### [Information supplied]
★ ★ ★ ★ ★

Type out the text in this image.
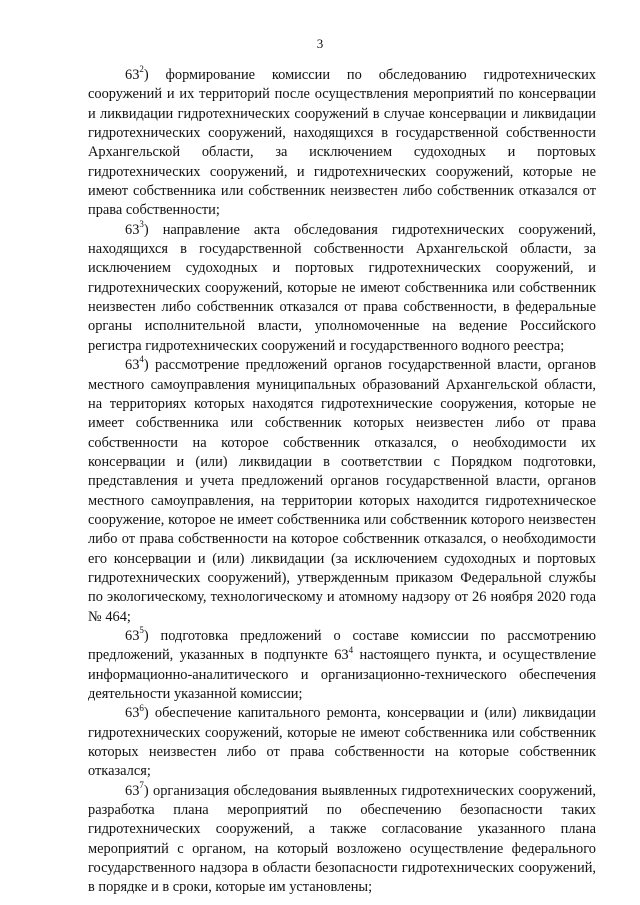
3

$63^2$) формирование комиссии по обследованию гидротехнических сооружений и их территорий после осуществления мероприятий по консервации и ликвидации гидротехнических сооружений в случае консервации и ликвидации гидротехнических сооружений, находящихся в государственной собственности Архангельской области, за исключением судоходных и портовых гидротехнических сооружений, и гидротехнических сооружений, которые не имеют собственника или собственник неизвестен либо собственник отказался от права собственности;

$63^3$) направление акта обследования гидротехнических сооружений, находящихся в государственной собственности Архангельской области, за исключением судоходных и портовых гидротехнических сооружений, и гидротехнических сооружений, которые не имеют собственника или собственник неизвестен либо собственник отказался от права собственности, в федеральные органы исполнительной власти, уполномоченные на ведение Российского регистра гидротехнических сооружений и государственного водного реестра;

$63^4$) рассмотрение предложений органов государственной власти, органов местного самоуправления муниципальных образований Архангельской области, на территориях которых находятся гидротехнические сооружения, которые не имеет собственника или собственник которых неизвестен либо от права собственности на которое собственник отказался, о необходимости их консервации и (или) ликвидации в соответствии с Порядком подготовки, представления и учета предложений органов государственной власти, органов местного самоуправления, на территории которых находится гидротехническое сооружение, которое не имеет собственника или собственник которого неизвестен либо от права собственности на которое собственник отказался, о необходимости его консервации и (или) ликвидации (за исключением судоходных и портовых гидротехнических сооружений), утвержденным приказом Федеральной службы по экологическому, технологическому и атомному надзору от 26 ноября 2020 года № 464;

$63^5$) подготовка предложений о составе комиссии по рассмотрению предложений, указанных в подпункте $63^4$ настоящего пункта, и осуществление информационно-аналитического и организационно-технического обеспечения деятельности указанной комиссии;

$63^6$) обеспечение капитального ремонта, консервации и (или) ликвидации гидротехнических сооружений, которые не имеют собственника или собственник которых неизвестен либо от права собственности на которые собственник отказался;

$63^7$) организация обследования выявленных гидротехнических сооружений, разработка плана мероприятий по обеспечению безопасности таких гидротехнических сооружений, а также согласование указанного плана мероприятий с органом, на который возложено осуществление федерального государственного надзора в области безопасности гидротехнических сооружений, в порядке и в сроки, которые им установлены;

★ ★ ★ ★ ★

### [Directions]
Reply with nothing except the number of lines in the listing above that include "власти".

### [Solution below]
2